- _Task objective_:
Report how many lines hold the word "តរកម"; answer with the number alone.

- _Input for this task_:
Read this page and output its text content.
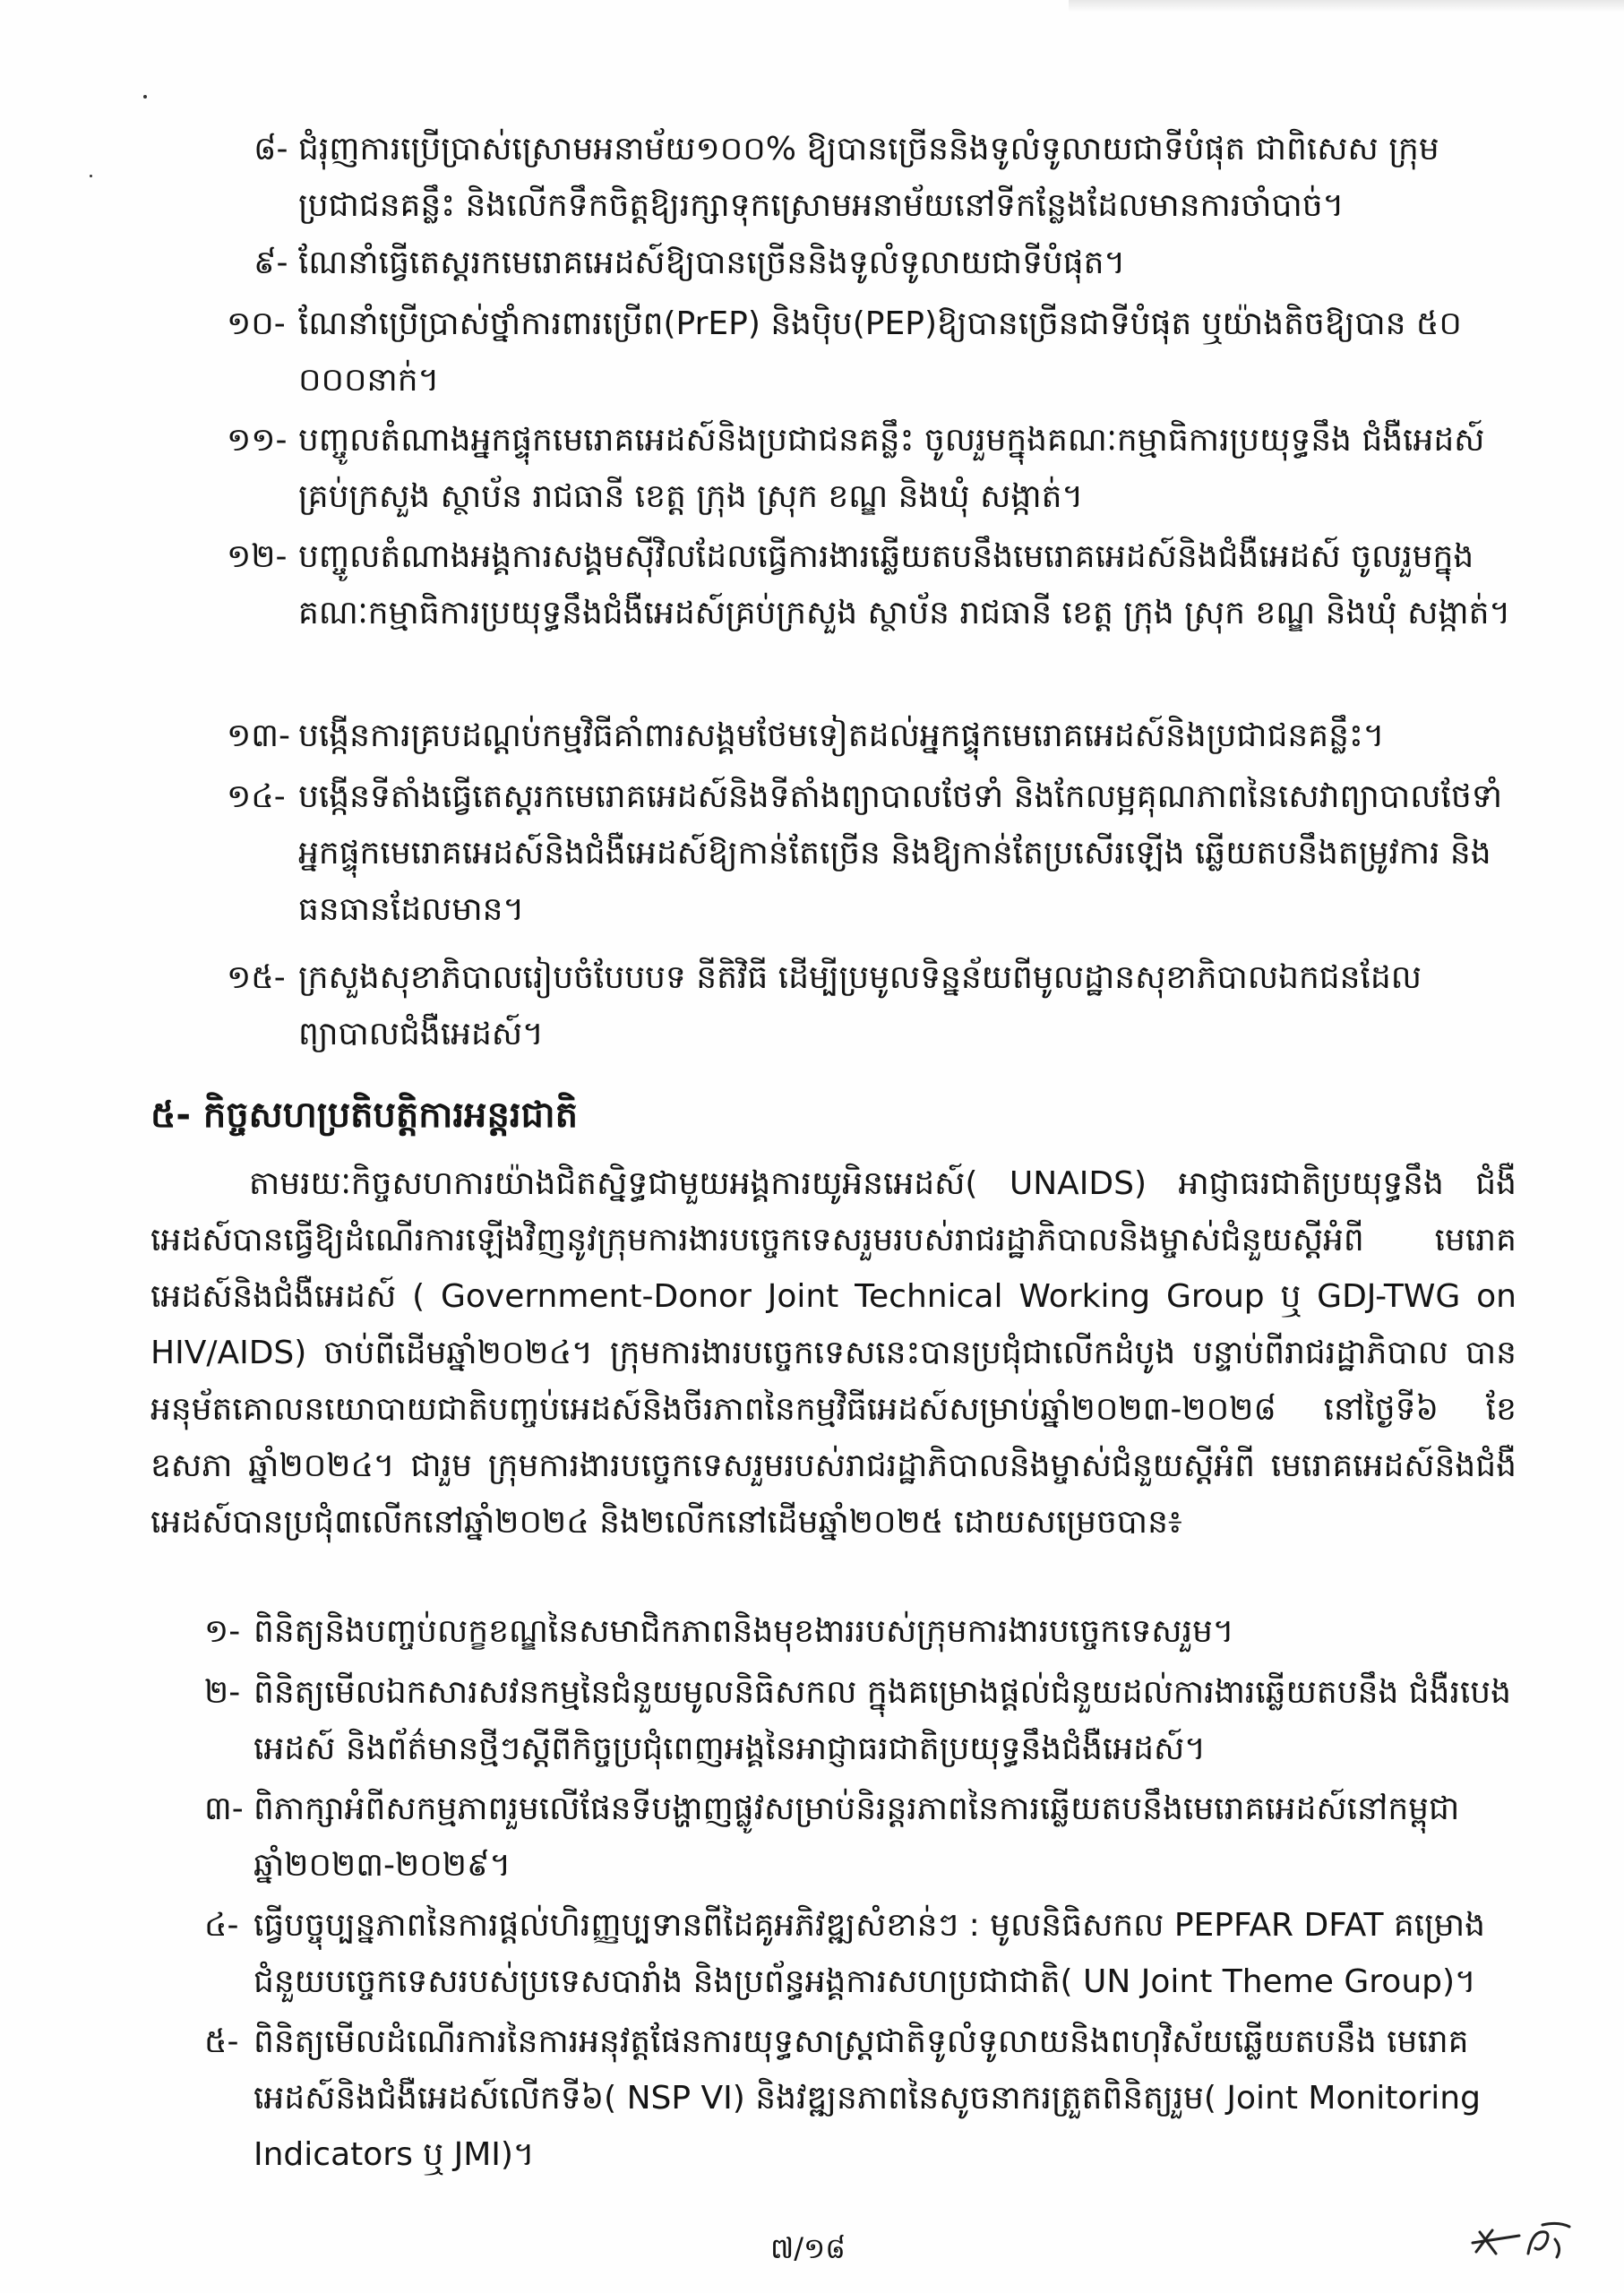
៨- ជំរុញការប្រើប្រាស់ស្រោមអនាម័យ១០០% ឱ្យបានច្រើននិងទូលំទូលាយជាទីបំផុត ជាពិសេស ក្រុមប្រជាជនគន្លឹះ និងលើកទឹកចិត្តឱ្យរក្សាទុកស្រោមអនាម័យនៅទីកន្លែងដែលមានការចាំបាច់។
៩- ណែនាំធ្វើតេស្តរកមេរោគអេដស៍ឱ្យបានច្រើននិងទូលំទូលាយជាទីបំផុត។
១០- ណែនាំប្រើប្រាស់ថ្នាំការពារប្រើព(PrEP) និងប៉ិប(PEP)ឱ្យបានច្រើនជាទីបំផុត ឬយ៉ាងតិចឱ្យបាន ៥០ ០០០នាក់។
១១- បញ្ចូលតំណាងអ្នកផ្ទុកមេរោគអេដស៍និងប្រជាជនគន្លឹះ ចូលរួមក្នុងគណៈកម្មាធិការប្រយុទ្ធនឹង ជំងឺអេដស៍គ្រប់ក្រសួង ស្ថាប័ន រាជធានី ខេត្ត ក្រុង ស្រុក ខណ្ឌ និងឃុំ សង្កាត់។
១២- បញ្ចូលតំណាងអង្គការសង្គមស៊ីវិលដែលធ្វើការងារឆ្លើយតបនឹងមេរោគអេដស៍និងជំងឺអេដស៍ ចូលរួមក្នុងគណៈកម្មាធិការប្រយុទ្ធនឹងជំងឺអេដស៍គ្រប់ក្រសួង ស្ថាប័ន រាជធានី ខេត្ត ក្រុង ស្រុក ខណ្ឌ និងឃុំ សង្កាត់។
១៣- បង្កើនការគ្របដណ្តប់កម្មវិធីគាំពារសង្គមថែមទៀតដល់អ្នកផ្ទុកមេរោគអេដស៍និងប្រជាជនគន្លឹះ។
១៤- បង្កើនទីតាំងធ្វើតេស្តរកមេរោគអេដស៍និងទីតាំងព្យាបាលថែទាំ និងកែលម្អគុណភាពនៃសេវាព្យាបាលថែទាំអ្នកផ្ទុកមេរោគអេដស៍និងជំងឺអេដស៍ឱ្យកាន់តែច្រើន និងឱ្យកាន់តែប្រសើរឡើង ឆ្លើយតបនឹងតម្រូវការ និងធនធានដែលមាន។
១៥- ក្រសួងសុខាភិបាលរៀបចំបែបបទ នីតិវិធី ដើម្បីប្រមូលទិន្នន័យពីមូលដ្ឋានសុខាភិបាលឯកជនដែល ព្យាបាលជំងឺអេដស៍។
៥- កិច្ចសហប្រតិបត្តិការអន្តរជាតិ
តាមរយៈកិច្ចសហការយ៉ាងជិតស្និទ្ធជាមួយអង្គការយូអិនអេដស៍( UNAIDS) អាជ្ញាធរជាតិប្រយុទ្ធនឹង ជំងឺអេដស៍បានធ្វើឱ្យដំណើរការឡើងវិញនូវក្រុមការងារបច្ចេកទេសរួមរបស់រាជរដ្ឋាភិបាលនិងម្ចាស់ជំនួយស្តីអំពី មេរោគអេដស៍និងជំងឺអេដស៍ ( Government-Donor Joint Technical Working Group ឬ GDJ-TWG on HIV/AIDS) ចាប់ពីដើមឆ្នាំ២០២៤។ ក្រុមការងារបច្ចេកទេសនេះបានប្រជុំជាលើកដំបូង បន្ទាប់ពីរាជរដ្ឋាភិបាល បានអនុម័តគោលនយោបាយជាតិបញ្ចប់អេដស៍និងចីរភាពនៃកម្មវិធីអេដស៍សម្រាប់ឆ្នាំ២០២៣-២០២៨ នៅថ្ងៃទី៦ ខែឧសភា ឆ្នាំ២០២៤។ ជារួម ក្រុមការងារបច្ចេកទេសរួមរបស់រាជរដ្ឋាភិបាលនិងម្ចាស់ជំនួយស្តីអំពី មេរោគអេដស៍និងជំងឺអេដស៍បានប្រជុំ៣លើកនៅឆ្នាំ២០២៤ និង២លើកនៅដើមឆ្នាំ២០២៥ ដោយសម្រេចបាន៖
១- ពិនិត្យនិងបញ្ចប់លក្ខខណ្ឌនៃសមាជិកភាពនិងមុខងាររបស់ក្រុមការងារបច្ចេកទេសរួម។
២- ពិនិត្យមើលឯកសារសវនកម្មនៃជំនួយមូលនិធិសកល ក្នុងគម្រោងផ្តល់ជំនួយដល់ការងារឆ្លើយតបនឹង ជំងឺរបេង អេដស៍ និងព័ត៌មានថ្មីៗស្តីពីកិច្ចប្រជុំពេញអង្គនៃអាជ្ញាធរជាតិប្រយុទ្ធនឹងជំងឺអេដស៍។
៣- ពិភាក្សាអំពីសកម្មភាពរួមលើផែនទីបង្ហាញផ្លូវសម្រាប់និរន្តរភាពនៃការឆ្លើយតបនឹងមេរោគអេដស៍នៅកម្ពុជា ឆ្នាំ២០២៣-២០២៩។
៤- ធ្វើបច្ចុប្បន្នភាពនៃការផ្តល់ហិរញ្ញប្បទានពីដៃគូអភិវឌ្ឍសំខាន់ៗ : មូលនិធិសកល PEPFAR DFAT គម្រោងជំនួយបច្ចេកទេសរបស់ប្រទេសបារាំង និងប្រព័ន្ធអង្គការសហប្រជាជាតិ( UN Joint Theme Group)។
៥- ពិនិត្យមើលដំណើរការនៃការអនុវត្តផែនការយុទ្ធសាស្ត្រជាតិទូលំទូលាយនិងពហុវិស័យឆ្លើយតបនឹង មេរោគអេដស៍និងជំងឺអេដស៍លើកទី៦( NSP VI) និងវឌ្ឍនភាពនៃសូចនាករត្រួតពិនិត្យរួម( Joint Monitoring Indicators ឬ JMI)។
៧/១៨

- _Final result_:
2